WRITTEN INSTRUCTION: Omit every picture and write out the rest of the records exactly.

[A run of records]

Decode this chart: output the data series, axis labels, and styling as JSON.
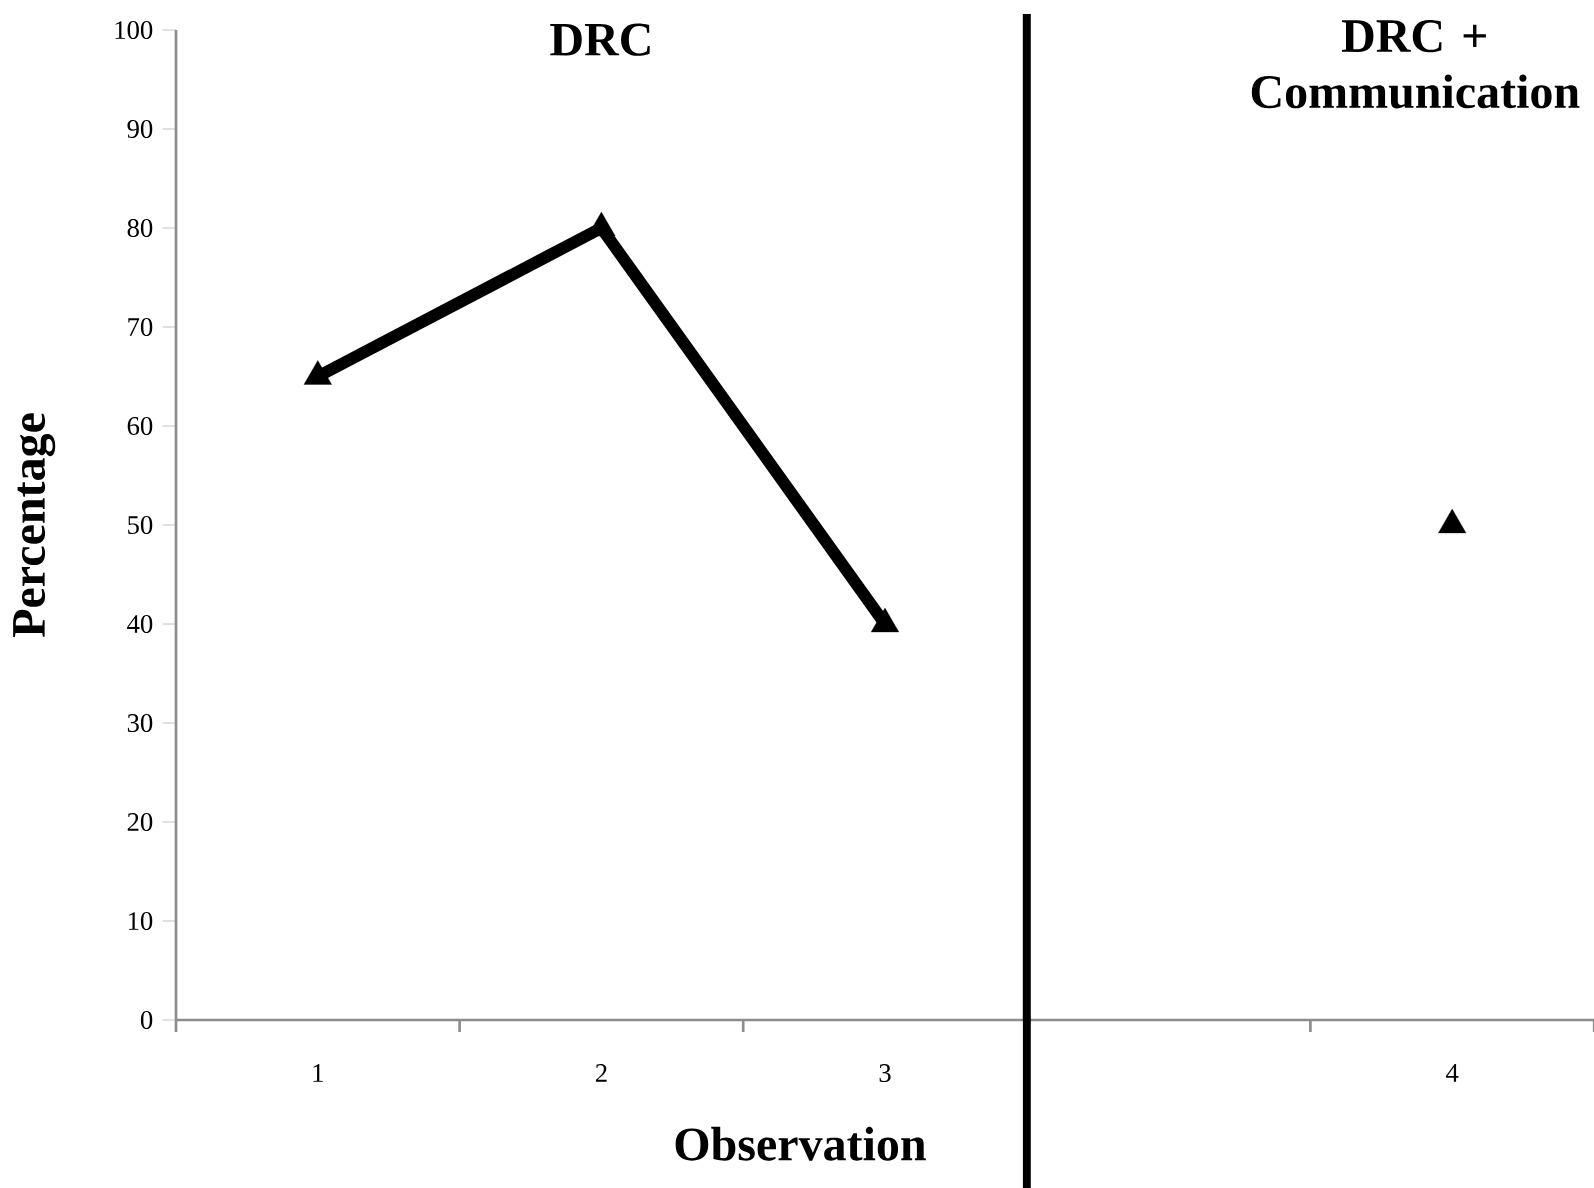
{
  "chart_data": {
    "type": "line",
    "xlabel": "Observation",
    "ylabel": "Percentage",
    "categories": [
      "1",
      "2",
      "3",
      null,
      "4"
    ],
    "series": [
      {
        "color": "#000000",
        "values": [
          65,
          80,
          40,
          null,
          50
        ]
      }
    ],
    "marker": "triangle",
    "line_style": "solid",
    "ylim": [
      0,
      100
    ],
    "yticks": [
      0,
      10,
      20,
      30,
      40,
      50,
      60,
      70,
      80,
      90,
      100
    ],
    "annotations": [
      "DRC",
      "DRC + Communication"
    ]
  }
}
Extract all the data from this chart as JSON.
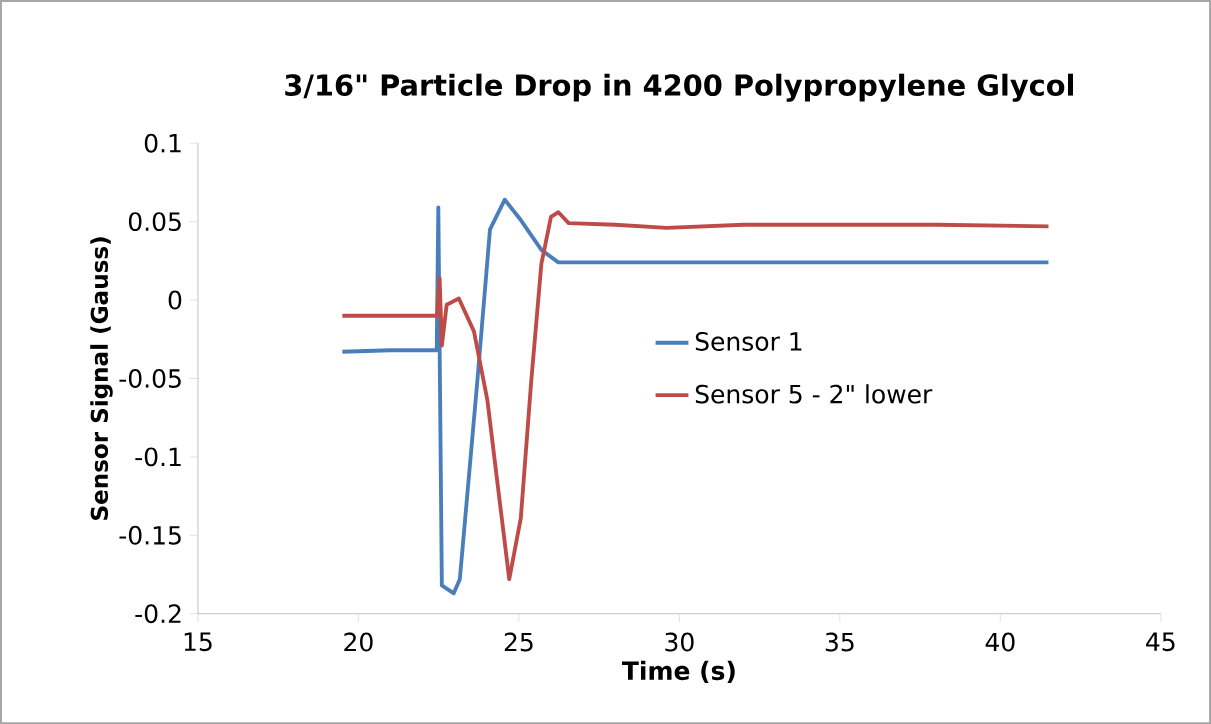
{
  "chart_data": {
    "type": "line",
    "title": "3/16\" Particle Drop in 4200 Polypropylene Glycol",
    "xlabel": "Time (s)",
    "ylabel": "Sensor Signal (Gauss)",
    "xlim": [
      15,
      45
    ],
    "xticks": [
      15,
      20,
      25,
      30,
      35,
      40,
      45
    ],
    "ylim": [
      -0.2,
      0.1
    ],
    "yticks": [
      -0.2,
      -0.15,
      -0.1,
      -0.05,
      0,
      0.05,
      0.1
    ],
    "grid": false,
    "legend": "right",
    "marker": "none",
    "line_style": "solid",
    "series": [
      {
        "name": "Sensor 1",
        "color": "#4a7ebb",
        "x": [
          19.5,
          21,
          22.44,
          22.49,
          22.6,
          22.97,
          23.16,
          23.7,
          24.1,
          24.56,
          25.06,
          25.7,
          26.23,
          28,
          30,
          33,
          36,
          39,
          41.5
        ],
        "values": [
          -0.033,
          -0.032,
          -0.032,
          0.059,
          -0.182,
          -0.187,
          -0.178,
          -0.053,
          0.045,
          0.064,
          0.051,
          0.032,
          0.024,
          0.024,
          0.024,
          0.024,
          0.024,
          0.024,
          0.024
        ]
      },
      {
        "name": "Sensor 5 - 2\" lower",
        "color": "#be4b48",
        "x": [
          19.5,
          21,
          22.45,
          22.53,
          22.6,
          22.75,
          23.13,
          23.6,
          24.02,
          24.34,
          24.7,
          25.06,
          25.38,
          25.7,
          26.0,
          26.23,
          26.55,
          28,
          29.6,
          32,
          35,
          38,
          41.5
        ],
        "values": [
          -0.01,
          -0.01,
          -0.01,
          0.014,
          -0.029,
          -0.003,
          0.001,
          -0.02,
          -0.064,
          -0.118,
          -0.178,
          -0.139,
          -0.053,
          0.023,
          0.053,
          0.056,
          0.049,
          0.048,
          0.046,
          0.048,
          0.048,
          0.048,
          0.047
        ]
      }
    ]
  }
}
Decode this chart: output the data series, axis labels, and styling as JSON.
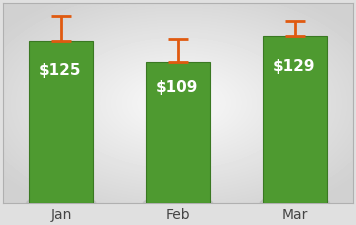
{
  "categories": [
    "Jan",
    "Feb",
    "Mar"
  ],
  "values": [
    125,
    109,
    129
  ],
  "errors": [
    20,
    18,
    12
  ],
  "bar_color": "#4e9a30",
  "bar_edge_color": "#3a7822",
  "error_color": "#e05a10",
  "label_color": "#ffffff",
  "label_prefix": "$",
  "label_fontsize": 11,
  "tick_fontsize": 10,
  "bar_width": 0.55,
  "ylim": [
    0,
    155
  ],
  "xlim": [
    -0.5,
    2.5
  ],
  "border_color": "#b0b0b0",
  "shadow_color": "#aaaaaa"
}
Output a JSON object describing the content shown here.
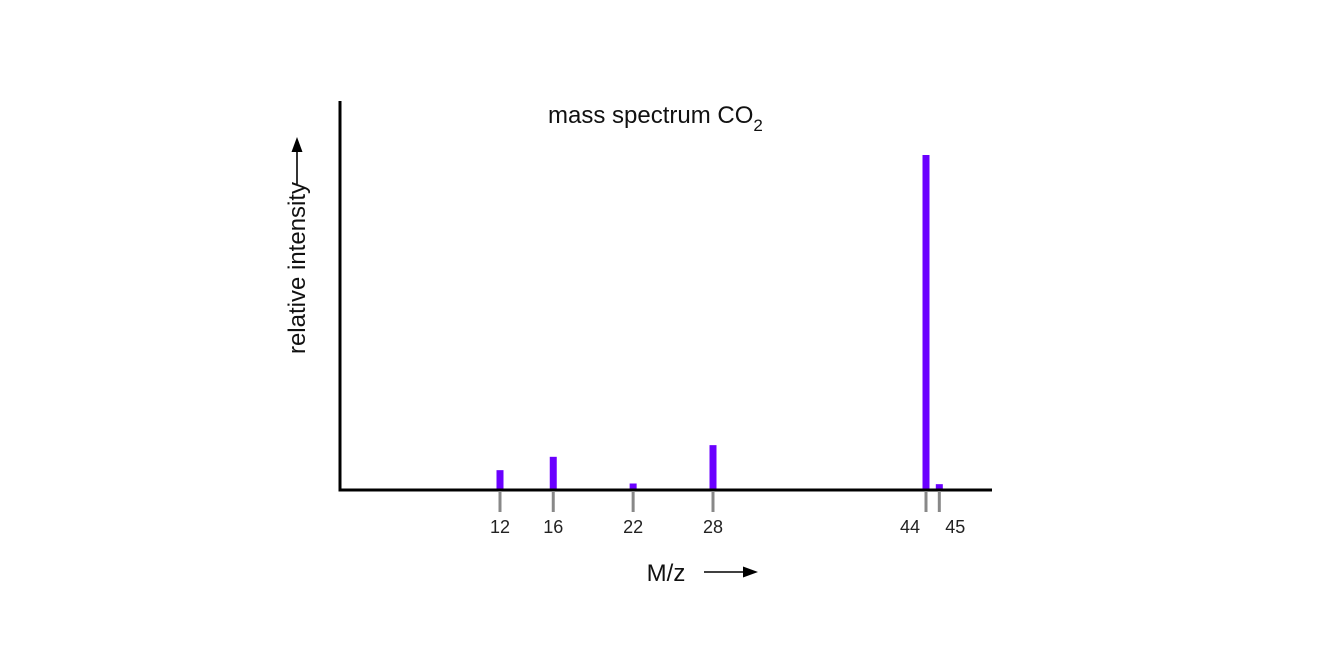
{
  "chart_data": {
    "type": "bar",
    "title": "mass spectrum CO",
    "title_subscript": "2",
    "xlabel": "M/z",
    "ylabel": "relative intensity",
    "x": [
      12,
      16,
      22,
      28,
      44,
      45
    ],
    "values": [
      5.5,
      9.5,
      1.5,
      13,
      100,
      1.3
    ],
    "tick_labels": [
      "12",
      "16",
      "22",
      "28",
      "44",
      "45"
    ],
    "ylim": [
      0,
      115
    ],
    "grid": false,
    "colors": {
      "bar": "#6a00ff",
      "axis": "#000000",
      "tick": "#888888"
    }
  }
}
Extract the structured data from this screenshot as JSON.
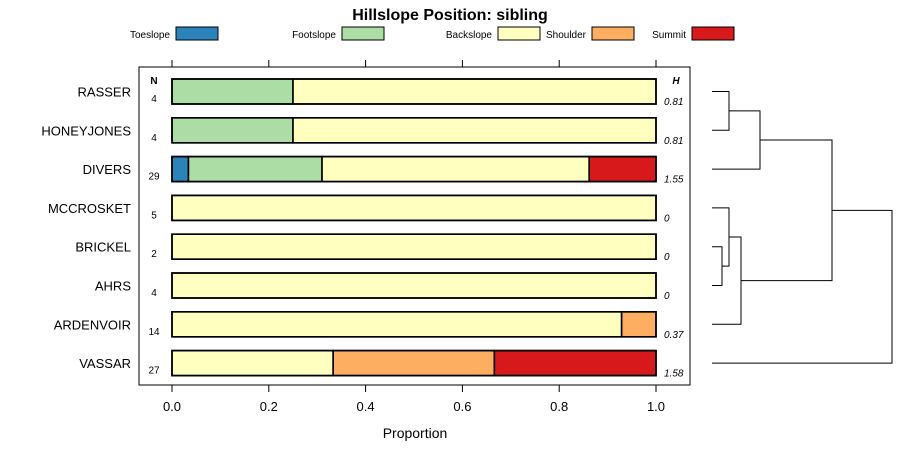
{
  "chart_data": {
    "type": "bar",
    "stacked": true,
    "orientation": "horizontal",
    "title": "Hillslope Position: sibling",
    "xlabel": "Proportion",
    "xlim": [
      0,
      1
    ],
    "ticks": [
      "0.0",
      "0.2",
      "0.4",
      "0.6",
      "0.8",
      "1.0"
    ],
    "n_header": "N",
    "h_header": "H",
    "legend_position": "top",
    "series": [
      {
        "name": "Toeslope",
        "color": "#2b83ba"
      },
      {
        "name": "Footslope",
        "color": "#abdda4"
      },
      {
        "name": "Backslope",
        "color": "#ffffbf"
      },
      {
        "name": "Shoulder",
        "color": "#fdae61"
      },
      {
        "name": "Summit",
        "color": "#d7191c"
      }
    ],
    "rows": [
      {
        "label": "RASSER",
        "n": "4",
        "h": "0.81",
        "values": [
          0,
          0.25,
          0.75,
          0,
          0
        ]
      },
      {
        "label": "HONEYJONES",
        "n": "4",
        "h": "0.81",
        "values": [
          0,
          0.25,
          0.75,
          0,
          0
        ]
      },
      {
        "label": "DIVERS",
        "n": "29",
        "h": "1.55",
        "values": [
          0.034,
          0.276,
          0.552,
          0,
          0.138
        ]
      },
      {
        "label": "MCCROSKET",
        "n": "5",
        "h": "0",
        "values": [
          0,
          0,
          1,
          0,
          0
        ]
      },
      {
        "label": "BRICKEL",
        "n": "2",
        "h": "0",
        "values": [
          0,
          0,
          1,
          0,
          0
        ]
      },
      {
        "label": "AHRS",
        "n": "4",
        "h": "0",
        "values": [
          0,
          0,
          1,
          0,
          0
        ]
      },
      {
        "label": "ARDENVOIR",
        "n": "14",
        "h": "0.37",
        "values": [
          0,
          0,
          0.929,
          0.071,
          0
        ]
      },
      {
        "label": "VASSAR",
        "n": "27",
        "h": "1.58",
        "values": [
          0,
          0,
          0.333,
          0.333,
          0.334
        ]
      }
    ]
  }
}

TASK RESULT:
Decode this chart: output the data series, axis labels, and styling as JSON.
{
  "chart_data": {
    "type": "line",
    "xlabel": "Observation",
    "ylabel": "Percentage",
    "categories": [
      "1",
      "2",
      "3",
      null,
      "4"
    ],
    "series": [
      {
        "color": "#000000",
        "values": [
          65,
          80,
          40,
          null,
          50
        ]
      }
    ],
    "marker": "triangle",
    "line_style": "solid",
    "ylim": [
      0,
      100
    ],
    "yticks": [
      0,
      10,
      20,
      30,
      40,
      50,
      60,
      70,
      80,
      90,
      100
    ],
    "annotations": [
      "DRC",
      "DRC + Communication"
    ]
  }
}
Extract all the data from this chart as JSON.
{
  "chart_data": {
    "type": "line",
    "title": "3/16\" Particle Drop in 4200 Polypropylene Glycol",
    "xlabel": "Time (s)",
    "ylabel": "Sensor Signal (Gauss)",
    "xlim": [
      15,
      45
    ],
    "xticks": [
      15,
      20,
      25,
      30,
      35,
      40,
      45
    ],
    "ylim": [
      -0.2,
      0.1
    ],
    "yticks": [
      -0.2,
      -0.15,
      -0.1,
      -0.05,
      0,
      0.05,
      0.1
    ],
    "grid": false,
    "legend": "right",
    "marker": "none",
    "line_style": "solid",
    "series": [
      {
        "name": "Sensor 1",
        "color": "#4a7ebb",
        "x": [
          19.5,
          21,
          22.44,
          22.49,
          22.6,
          22.97,
          23.16,
          23.7,
          24.1,
          24.56,
          25.06,
          25.7,
          26.23,
          28,
          30,
          33,
          36,
          39,
          41.5
        ],
        "values": [
          -0.033,
          -0.032,
          -0.032,
          0.059,
          -0.182,
          -0.187,
          -0.178,
          -0.053,
          0.045,
          0.064,
          0.051,
          0.032,
          0.024,
          0.024,
          0.024,
          0.024,
          0.024,
          0.024,
          0.024
        ]
      },
      {
        "name": "Sensor 5 - 2\" lower",
        "color": "#be4b48",
        "x": [
          19.5,
          21,
          22.45,
          22.53,
          22.6,
          22.75,
          23.13,
          23.6,
          24.02,
          24.34,
          24.7,
          25.06,
          25.38,
          25.7,
          26.0,
          26.23,
          26.55,
          28,
          29.6,
          32,
          35,
          38,
          41.5
        ],
        "values": [
          -0.01,
          -0.01,
          -0.01,
          0.014,
          -0.029,
          -0.003,
          0.001,
          -0.02,
          -0.064,
          -0.118,
          -0.178,
          -0.139,
          -0.053,
          0.023,
          0.053,
          0.056,
          0.049,
          0.048,
          0.046,
          0.048,
          0.048,
          0.048,
          0.047
        ]
      }
    ]
  }
}
Decode this chart: output the data series, axis labels, and styling as JSON.
{
  "categories": [
    "Jan",
    "Feb",
    "Mar"
  ],
  "values": [
    125,
    109,
    129
  ],
  "errors": [
    20,
    18,
    12
  ],
  "bar_color": "#4e9a30",
  "bar_edge_color": "#3a7822",
  "error_color": "#e05a10",
  "label_color": "#ffffff",
  "label_prefix": "$",
  "label_fontsize": 11,
  "tick_fontsize": 10,
  "bar_width": 0.55,
  "ylim": [
    0,
    155
  ],
  "xlim": [
    -0.5,
    2.5
  ],
  "border_color": "#b0b0b0",
  "shadow_color": "#aaaaaa"
}
Output a JSON object describing the content shown here.
{
  "chart_data": {
    "type": "bar",
    "title": "mass spectrum CO",
    "title_subscript": "2",
    "xlabel": "M/z",
    "ylabel": "relative intensity",
    "x": [
      12,
      16,
      22,
      28,
      44,
      45
    ],
    "values": [
      5.5,
      9.5,
      1.5,
      13,
      100,
      1.3
    ],
    "tick_labels": [
      "12",
      "16",
      "22",
      "28",
      "44",
      "45"
    ],
    "ylim": [
      0,
      115
    ],
    "grid": false,
    "colors": {
      "bar": "#6a00ff",
      "axis": "#000000",
      "tick": "#888888"
    }
  }
}
Extract the structured data from this screenshot as JSON.
{
  "chart_data": {
    "type": "bar",
    "stacked": true,
    "orientation": "horizontal",
    "title": "Hillslope Position: sibling",
    "xlabel": "Proportion",
    "xlim": [
      0,
      1
    ],
    "ticks": [
      "0.0",
      "0.2",
      "0.4",
      "0.6",
      "0.8",
      "1.0"
    ],
    "n_header": "N",
    "h_header": "H",
    "legend_position": "top",
    "series": [
      {
        "name": "Toeslope",
        "color": "#2b83ba"
      },
      {
        "name": "Footslope",
        "color": "#abdda4"
      },
      {
        "name": "Backslope",
        "color": "#ffffbf"
      },
      {
        "name": "Shoulder",
        "color": "#fdae61"
      },
      {
        "name": "Summit",
        "color": "#d7191c"
      }
    ],
    "rows": [
      {
        "label": "RASSER",
        "n": "4",
        "h": "0.81",
        "values": [
          0,
          0.25,
          0.75,
          0,
          0
        ]
      },
      {
        "label": "HONEYJONES",
        "n": "4",
        "h": "0.81",
        "values": [
          0,
          0.25,
          0.75,
          0,
          0
        ]
      },
      {
        "label": "DIVERS",
        "n": "29",
        "h": "1.55",
        "values": [
          0.034,
          0.276,
          0.552,
          0,
          0.138
        ]
      },
      {
        "label": "MCCROSKET",
        "n": "5",
        "h": "0",
        "values": [
          0,
          0,
          1,
          0,
          0
        ]
      },
      {
        "label": "BRICKEL",
        "n": "2",
        "h": "0",
        "values": [
          0,
          0,
          1,
          0,
          0
        ]
      },
      {
        "label": "AHRS",
        "n": "4",
        "h": "0",
        "values": [
          0,
          0,
          1,
          0,
          0
        ]
      },
      {
        "label": "ARDENVOIR",
        "n": "14",
        "h": "0.37",
        "values": [
          0,
          0,
          0.929,
          0.071,
          0
        ]
      },
      {
        "label": "VASSAR",
        "n": "27",
        "h": "1.58",
        "values": [
          0,
          0,
          0.333,
          0.333,
          0.334
        ]
      }
    ]
  }
}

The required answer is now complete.